### WHAT TO DO
Restate, word for word, every line of the data.

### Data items

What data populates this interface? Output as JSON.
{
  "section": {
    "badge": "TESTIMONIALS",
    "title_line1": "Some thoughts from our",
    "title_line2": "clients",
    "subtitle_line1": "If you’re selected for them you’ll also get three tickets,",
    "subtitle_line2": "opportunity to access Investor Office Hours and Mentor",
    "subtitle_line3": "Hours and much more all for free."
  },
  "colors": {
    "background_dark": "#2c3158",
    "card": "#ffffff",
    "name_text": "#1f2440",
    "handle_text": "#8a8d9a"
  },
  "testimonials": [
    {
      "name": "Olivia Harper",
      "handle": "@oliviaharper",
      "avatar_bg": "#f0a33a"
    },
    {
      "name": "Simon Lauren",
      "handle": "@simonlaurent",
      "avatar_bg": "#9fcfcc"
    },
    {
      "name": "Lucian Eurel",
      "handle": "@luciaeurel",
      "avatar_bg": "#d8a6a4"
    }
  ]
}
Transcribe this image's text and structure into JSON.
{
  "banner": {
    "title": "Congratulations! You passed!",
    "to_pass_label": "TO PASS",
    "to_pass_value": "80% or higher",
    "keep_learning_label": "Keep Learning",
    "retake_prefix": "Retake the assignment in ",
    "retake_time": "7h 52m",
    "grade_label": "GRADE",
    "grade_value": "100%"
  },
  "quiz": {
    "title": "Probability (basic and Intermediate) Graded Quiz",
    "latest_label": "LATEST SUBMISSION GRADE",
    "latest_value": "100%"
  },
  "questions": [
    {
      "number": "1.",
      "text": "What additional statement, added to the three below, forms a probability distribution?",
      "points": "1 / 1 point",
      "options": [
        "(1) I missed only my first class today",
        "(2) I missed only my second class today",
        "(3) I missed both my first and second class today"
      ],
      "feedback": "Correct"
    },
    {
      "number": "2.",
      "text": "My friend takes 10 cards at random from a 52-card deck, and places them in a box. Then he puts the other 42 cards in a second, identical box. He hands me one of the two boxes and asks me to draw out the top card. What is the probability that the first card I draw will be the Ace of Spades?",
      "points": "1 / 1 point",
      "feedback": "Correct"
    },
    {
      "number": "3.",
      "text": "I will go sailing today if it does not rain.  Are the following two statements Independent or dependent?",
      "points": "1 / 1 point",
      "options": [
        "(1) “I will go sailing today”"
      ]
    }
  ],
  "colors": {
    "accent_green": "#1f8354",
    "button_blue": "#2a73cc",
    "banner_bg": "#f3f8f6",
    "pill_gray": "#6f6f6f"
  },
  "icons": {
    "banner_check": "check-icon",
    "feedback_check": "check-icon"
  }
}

### TASK RESULT
What data populates this interface? Output as JSON.
{
  "section": {
    "badge": "TESTIMONIALS",
    "title_line1": "Some thoughts from our",
    "title_line2": "clients",
    "subtitle_line1": "If you’re selected for them you’ll also get three tickets,",
    "subtitle_line2": "opportunity to access Investor Office Hours and Mentor",
    "subtitle_line3": "Hours and much more all for free."
  },
  "colors": {
    "background_dark": "#2c3158",
    "card": "#ffffff",
    "name_text": "#1f2440",
    "handle_text": "#8a8d9a"
  },
  "testimonials": [
    {
      "name": "Olivia Harper",
      "handle": "@oliviaharper",
      "avatar_bg": "#f0a33a"
    },
    {
      "name": "Simon Lauren",
      "handle": "@simonlaurent",
      "avatar_bg": "#9fcfcc"
    },
    {
      "name": "Lucian Eurel",
      "handle": "@luciaeurel",
      "avatar_bg": "#d8a6a4"
    }
  ]
}
Transcribe this image's text and structure into JSON.
{
  "banner": {
    "title": "Congratulations! You passed!",
    "to_pass_label": "TO PASS",
    "to_pass_value": "80% or higher",
    "keep_learning_label": "Keep Learning",
    "retake_prefix": "Retake the assignment in ",
    "retake_time": "7h 52m",
    "grade_label": "GRADE",
    "grade_value": "100%"
  },
  "quiz": {
    "title": "Probability (basic and Intermediate) Graded Quiz",
    "latest_label": "LATEST SUBMISSION GRADE",
    "latest_value": "100%"
  },
  "questions": [
    {
      "number": "1.",
      "text": "What additional statement, added to the three below, forms a probability distribution?",
      "points": "1 / 1 point",
      "options": [
        "(1) I missed only my first class today",
        "(2) I missed only my second class today",
        "(3) I missed both my first and second class today"
      ],
      "feedback": "Correct"
    },
    {
      "number": "2.",
      "text": "My friend takes 10 cards at random from a 52-card deck, and places them in a box. Then he puts the other 42 cards in a second, identical box. He hands me one of the two boxes and asks me to draw out the top card. What is the probability that the first card I draw will be the Ace of Spades?",
      "points": "1 / 1 point",
      "feedback": "Correct"
    },
    {
      "number": "3.",
      "text": "I will go sailing today if it does not rain.  Are the following two statements Independent or dependent?",
      "points": "1 / 1 point",
      "options": [
        "(1) “I will go sailing today”"
      ]
    }
  ],
  "colors": {
    "accent_green": "#1f8354",
    "button_blue": "#2a73cc",
    "banner_bg": "#f3f8f6",
    "pill_gray": "#6f6f6f"
  },
  "icons": {
    "banner_check": "check-icon",
    "feedback_check": "check-icon"
  }
}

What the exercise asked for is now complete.